[Records from a data collection]
>>>

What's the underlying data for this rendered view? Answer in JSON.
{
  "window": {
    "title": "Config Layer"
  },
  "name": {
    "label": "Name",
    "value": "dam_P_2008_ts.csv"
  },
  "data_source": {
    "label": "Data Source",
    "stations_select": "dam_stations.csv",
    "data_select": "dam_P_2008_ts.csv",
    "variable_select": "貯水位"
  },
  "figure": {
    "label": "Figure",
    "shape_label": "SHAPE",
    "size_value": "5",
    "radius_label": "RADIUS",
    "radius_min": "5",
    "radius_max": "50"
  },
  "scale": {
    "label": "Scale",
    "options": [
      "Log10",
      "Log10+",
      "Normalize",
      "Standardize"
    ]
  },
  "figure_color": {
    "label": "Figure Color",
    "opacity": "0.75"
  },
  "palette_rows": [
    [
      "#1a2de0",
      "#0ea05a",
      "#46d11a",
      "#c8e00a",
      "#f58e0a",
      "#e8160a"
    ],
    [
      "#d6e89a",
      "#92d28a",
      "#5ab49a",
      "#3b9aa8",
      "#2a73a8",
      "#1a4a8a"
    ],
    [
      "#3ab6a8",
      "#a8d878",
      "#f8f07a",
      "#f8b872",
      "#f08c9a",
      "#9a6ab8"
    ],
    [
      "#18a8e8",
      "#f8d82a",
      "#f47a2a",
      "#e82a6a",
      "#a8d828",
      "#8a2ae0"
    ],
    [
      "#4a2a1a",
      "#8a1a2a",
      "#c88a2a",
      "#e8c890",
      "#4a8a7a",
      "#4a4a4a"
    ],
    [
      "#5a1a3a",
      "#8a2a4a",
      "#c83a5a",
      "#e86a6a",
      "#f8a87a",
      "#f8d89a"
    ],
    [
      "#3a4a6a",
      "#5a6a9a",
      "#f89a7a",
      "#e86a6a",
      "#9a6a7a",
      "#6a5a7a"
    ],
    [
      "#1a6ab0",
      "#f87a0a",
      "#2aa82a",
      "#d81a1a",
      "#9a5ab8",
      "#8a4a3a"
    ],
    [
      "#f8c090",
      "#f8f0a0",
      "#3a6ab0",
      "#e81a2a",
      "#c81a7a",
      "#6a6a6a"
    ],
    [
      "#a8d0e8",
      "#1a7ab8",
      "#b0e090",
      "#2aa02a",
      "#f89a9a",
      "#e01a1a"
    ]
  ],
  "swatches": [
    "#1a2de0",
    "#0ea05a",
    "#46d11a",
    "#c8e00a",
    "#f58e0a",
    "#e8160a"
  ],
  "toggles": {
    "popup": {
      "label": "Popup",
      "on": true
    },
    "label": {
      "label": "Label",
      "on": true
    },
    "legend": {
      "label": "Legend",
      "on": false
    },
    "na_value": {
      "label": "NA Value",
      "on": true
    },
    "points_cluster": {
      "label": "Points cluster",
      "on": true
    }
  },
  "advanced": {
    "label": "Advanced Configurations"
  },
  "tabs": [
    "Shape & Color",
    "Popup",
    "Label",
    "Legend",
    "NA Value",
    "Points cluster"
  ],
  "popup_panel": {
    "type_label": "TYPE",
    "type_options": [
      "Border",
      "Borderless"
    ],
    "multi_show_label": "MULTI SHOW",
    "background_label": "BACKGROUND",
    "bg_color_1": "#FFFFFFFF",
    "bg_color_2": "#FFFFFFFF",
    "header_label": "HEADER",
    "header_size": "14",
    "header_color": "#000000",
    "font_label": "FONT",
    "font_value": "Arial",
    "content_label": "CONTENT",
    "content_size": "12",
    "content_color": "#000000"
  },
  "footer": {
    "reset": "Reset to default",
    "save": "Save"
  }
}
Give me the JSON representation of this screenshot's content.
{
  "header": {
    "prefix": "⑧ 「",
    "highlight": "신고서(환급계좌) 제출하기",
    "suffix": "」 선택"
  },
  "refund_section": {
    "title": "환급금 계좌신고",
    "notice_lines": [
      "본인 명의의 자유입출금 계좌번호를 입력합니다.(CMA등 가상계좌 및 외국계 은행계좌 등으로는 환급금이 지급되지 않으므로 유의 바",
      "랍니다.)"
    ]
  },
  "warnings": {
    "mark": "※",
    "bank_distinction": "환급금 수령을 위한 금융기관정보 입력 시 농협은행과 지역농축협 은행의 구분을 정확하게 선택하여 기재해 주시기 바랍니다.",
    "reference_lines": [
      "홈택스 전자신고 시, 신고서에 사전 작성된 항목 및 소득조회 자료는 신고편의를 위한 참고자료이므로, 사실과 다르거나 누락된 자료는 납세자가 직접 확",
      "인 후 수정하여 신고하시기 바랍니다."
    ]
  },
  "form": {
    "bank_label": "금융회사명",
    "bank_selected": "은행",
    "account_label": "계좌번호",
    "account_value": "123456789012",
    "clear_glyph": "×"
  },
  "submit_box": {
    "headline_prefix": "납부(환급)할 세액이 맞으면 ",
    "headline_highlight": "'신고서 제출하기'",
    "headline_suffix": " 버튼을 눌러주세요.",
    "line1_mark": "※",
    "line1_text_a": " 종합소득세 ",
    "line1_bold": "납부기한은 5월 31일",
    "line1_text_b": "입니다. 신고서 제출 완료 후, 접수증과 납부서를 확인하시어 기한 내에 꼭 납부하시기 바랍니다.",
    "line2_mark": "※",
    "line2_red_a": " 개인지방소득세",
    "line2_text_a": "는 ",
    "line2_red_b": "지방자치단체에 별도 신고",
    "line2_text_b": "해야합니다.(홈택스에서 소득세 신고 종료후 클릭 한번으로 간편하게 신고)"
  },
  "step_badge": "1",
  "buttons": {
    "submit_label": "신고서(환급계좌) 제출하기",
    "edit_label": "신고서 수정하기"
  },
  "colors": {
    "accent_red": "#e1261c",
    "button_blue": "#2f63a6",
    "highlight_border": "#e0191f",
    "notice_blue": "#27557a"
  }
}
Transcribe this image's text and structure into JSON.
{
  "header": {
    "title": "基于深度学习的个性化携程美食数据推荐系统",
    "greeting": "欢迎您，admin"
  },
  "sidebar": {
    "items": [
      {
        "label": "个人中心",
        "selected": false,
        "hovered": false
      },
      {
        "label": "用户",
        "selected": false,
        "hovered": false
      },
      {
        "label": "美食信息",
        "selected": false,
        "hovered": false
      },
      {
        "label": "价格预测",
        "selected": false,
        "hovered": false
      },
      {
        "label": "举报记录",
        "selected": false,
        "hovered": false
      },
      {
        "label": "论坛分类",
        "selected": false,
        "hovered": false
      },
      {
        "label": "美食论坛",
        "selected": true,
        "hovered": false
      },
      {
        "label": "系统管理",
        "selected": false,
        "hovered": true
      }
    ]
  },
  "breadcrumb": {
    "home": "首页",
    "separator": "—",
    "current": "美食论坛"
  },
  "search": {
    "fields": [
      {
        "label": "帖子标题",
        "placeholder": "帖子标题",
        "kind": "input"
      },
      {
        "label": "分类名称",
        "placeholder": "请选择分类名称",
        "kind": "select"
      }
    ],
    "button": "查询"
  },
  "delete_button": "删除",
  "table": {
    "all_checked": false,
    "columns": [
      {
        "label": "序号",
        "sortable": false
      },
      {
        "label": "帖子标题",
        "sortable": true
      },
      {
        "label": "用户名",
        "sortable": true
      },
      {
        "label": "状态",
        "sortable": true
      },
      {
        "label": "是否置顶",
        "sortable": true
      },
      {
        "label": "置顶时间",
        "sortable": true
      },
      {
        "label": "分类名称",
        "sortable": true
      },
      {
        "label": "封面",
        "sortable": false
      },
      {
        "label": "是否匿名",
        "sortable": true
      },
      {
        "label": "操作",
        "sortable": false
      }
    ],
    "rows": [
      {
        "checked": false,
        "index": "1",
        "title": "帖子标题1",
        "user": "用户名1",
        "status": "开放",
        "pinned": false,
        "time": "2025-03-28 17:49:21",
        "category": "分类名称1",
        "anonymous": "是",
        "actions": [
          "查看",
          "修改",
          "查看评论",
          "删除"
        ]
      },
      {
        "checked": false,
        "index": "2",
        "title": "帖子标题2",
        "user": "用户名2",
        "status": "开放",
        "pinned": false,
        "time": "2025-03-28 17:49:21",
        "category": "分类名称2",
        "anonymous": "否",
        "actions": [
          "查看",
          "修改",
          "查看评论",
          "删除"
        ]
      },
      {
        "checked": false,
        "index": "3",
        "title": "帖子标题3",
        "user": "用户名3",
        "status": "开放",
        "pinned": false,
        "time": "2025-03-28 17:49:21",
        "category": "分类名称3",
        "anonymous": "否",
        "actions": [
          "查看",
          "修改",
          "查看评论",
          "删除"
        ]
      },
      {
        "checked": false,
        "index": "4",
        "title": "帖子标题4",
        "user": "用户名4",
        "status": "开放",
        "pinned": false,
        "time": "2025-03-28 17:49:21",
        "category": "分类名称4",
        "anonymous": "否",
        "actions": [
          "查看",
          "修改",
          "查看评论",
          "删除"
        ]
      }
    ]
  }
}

<<<

AIM: Report only the number of lines that hold the string "title" in this listing.

TASK OUTPUT: 7